=== Entries from a dataset ===
..........
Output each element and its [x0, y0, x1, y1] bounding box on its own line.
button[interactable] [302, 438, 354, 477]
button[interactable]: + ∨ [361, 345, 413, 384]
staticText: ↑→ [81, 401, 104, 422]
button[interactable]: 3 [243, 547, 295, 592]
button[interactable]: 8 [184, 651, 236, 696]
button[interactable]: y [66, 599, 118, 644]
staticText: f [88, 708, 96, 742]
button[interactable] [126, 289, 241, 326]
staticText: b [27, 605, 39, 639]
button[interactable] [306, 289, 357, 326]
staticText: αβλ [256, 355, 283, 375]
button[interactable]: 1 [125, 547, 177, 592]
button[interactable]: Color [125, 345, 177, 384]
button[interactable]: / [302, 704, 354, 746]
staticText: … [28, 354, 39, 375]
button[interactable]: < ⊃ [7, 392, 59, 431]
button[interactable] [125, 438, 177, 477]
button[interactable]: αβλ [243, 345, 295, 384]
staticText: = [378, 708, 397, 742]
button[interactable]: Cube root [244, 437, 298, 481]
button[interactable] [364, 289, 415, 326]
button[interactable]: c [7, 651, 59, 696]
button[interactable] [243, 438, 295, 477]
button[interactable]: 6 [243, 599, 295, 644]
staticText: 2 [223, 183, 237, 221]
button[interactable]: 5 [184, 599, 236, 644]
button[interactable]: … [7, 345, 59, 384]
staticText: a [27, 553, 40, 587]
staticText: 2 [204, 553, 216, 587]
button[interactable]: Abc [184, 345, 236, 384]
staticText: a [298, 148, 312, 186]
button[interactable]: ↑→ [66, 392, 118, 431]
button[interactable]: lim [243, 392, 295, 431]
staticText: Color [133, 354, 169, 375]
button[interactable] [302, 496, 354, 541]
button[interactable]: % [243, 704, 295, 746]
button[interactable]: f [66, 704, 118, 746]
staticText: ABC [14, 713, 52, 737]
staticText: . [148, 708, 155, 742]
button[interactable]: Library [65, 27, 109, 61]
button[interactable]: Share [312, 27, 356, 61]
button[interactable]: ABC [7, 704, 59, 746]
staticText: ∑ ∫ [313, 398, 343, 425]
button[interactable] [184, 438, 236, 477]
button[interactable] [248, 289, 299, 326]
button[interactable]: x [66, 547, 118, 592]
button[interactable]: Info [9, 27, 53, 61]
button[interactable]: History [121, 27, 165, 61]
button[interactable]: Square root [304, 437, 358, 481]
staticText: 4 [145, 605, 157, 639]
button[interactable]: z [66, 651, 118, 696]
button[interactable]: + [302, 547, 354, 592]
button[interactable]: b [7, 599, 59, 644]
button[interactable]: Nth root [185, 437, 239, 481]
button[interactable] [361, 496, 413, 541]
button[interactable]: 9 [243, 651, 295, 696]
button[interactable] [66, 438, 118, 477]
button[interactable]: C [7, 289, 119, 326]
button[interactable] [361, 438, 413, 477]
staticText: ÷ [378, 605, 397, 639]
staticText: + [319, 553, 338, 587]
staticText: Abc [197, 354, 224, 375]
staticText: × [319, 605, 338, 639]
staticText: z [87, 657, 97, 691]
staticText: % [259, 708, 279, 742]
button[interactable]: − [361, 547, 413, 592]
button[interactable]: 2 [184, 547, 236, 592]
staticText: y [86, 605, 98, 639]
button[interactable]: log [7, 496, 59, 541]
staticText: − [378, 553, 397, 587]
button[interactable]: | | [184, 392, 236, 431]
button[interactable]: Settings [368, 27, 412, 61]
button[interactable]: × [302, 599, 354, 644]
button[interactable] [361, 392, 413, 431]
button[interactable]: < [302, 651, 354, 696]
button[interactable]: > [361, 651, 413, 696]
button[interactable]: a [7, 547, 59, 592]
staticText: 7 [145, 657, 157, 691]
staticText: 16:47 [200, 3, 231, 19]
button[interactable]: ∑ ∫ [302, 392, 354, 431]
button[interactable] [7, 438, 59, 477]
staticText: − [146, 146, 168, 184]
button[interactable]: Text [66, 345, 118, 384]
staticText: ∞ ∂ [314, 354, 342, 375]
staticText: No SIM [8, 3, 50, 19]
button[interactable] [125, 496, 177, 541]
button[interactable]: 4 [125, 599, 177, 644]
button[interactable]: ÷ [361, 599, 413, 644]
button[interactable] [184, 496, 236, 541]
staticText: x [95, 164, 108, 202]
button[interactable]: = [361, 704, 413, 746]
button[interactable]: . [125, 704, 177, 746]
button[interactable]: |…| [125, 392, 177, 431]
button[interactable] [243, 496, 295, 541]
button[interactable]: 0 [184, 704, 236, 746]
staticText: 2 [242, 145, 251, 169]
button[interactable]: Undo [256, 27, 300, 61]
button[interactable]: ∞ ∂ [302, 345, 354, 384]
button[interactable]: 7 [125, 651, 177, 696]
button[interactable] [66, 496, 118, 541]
..........
=== PROBLEM TO WORK ON ===
Quote all of the lines above word for word.

=== WRITTEN RESPONSE ===
Output each element and its [x0, y0, x1, y1] bounding box on its own line.
button[interactable] [302, 438, 354, 477]
button[interactable]: + ∨ [361, 345, 413, 384]
staticText: ↑→ [81, 401, 104, 422]
button[interactable]: 3 [243, 547, 295, 592]
button[interactable]: 8 [184, 651, 236, 696]
button[interactable]: y [66, 599, 118, 644]
staticText: f [88, 708, 96, 742]
button[interactable] [126, 289, 241, 326]
staticText: b [27, 605, 39, 639]
button[interactable] [306, 289, 357, 326]
staticText: αβλ [256, 355, 283, 375]
button[interactable]: 1 [125, 547, 177, 592]
button[interactable]: Color [125, 345, 177, 384]
button[interactable]: / [302, 704, 354, 746]
staticText: … [28, 354, 39, 375]
button[interactable]: < ⊃ [7, 392, 59, 431]
button[interactable] [125, 438, 177, 477]
button[interactable]: αβλ [243, 345, 295, 384]
staticText: = [378, 708, 397, 742]
button[interactable]: Cube root [244, 437, 298, 481]
button[interactable] [364, 289, 415, 326]
button[interactable]: c [7, 651, 59, 696]
button[interactable] [243, 438, 295, 477]
button[interactable]: 6 [243, 599, 295, 644]
staticText: 2 [223, 183, 237, 221]
button[interactable]: 5 [184, 599, 236, 644]
button[interactable]: … [7, 345, 59, 384]
staticText: a [27, 553, 40, 587]
staticText: 2 [204, 553, 216, 587]
button[interactable]: Abc [184, 345, 236, 384]
staticText: a [298, 148, 312, 186]
button[interactable]: ↑→ [66, 392, 118, 431]
button[interactable]: lim [243, 392, 295, 431]
staticText: Color [133, 354, 169, 375]
button[interactable] [302, 496, 354, 541]
button[interactable]: % [243, 704, 295, 746]
button[interactable]: f [66, 704, 118, 746]
staticText: ABC [14, 713, 52, 737]
staticText: . [148, 708, 155, 742]
button[interactable]: Library [65, 27, 109, 61]
button[interactable]: Share [312, 27, 356, 61]
button[interactable]: ABC [7, 704, 59, 746]
staticText: ∑ ∫ [313, 398, 343, 425]
button[interactable] [184, 438, 236, 477]
button[interactable] [248, 289, 299, 326]
button[interactable]: x [66, 547, 118, 592]
button[interactable]: Info [9, 27, 53, 61]
button[interactable]: History [121, 27, 165, 61]
button[interactable]: Square root [304, 437, 358, 481]
staticText: 4 [145, 605, 157, 639]
button[interactable]: z [66, 651, 118, 696]
button[interactable]: + [302, 547, 354, 592]
button[interactable]: b [7, 599, 59, 644]
button[interactable]: Nth root [185, 437, 239, 481]
button[interactable] [361, 496, 413, 541]
button[interactable]: 9 [243, 651, 295, 696]
button[interactable] [66, 438, 118, 477]
button[interactable]: C [7, 289, 119, 326]
button[interactable] [361, 438, 413, 477]
staticText: ÷ [378, 605, 397, 639]
staticText: + [319, 553, 338, 587]
staticText: Abc [197, 354, 224, 375]
staticText: × [319, 605, 338, 639]
staticText: z [87, 657, 97, 691]
staticText: % [259, 708, 279, 742]
button[interactable]: − [361, 547, 413, 592]
button[interactable]: 2 [184, 547, 236, 592]
staticText: y [86, 605, 98, 639]
button[interactable]: log [7, 496, 59, 541]
staticText: − [378, 553, 397, 587]
button[interactable]: | | [184, 392, 236, 431]
button[interactable]: Settings [368, 27, 412, 61]
button[interactable]: × [302, 599, 354, 644]
button[interactable] [361, 392, 413, 431]
button[interactable]: < [302, 651, 354, 696]
button[interactable]: > [361, 651, 413, 696]
button[interactable]: a [7, 547, 59, 592]
staticText: 7 [145, 657, 157, 691]
staticText: 16:47 [200, 3, 231, 19]
button[interactable]: ∑ ∫ [302, 392, 354, 431]
button[interactable] [7, 438, 59, 477]
staticText: − [146, 146, 168, 184]
button[interactable]: Text [66, 345, 118, 384]
staticText: ∞ ∂ [314, 354, 342, 375]
staticText: No SIM [8, 3, 50, 19]
button[interactable] [125, 496, 177, 541]
button[interactable]: 4 [125, 599, 177, 644]
button[interactable]: ÷ [361, 599, 413, 644]
button[interactable] [184, 496, 236, 541]
staticText: x [95, 164, 108, 202]
button[interactable]: = [361, 704, 413, 746]
button[interactable]: . [125, 704, 177, 746]
button[interactable]: |…| [125, 392, 177, 431]
button[interactable] [243, 496, 295, 541]
button[interactable]: 0 [184, 704, 236, 746]
staticText: 2 [242, 145, 251, 169]
button[interactable]: Undo [256, 27, 300, 61]
button[interactable]: ∞ ∂ [302, 345, 354, 384]
button[interactable]: 7 [125, 651, 177, 696]
button[interactable] [66, 496, 118, 541]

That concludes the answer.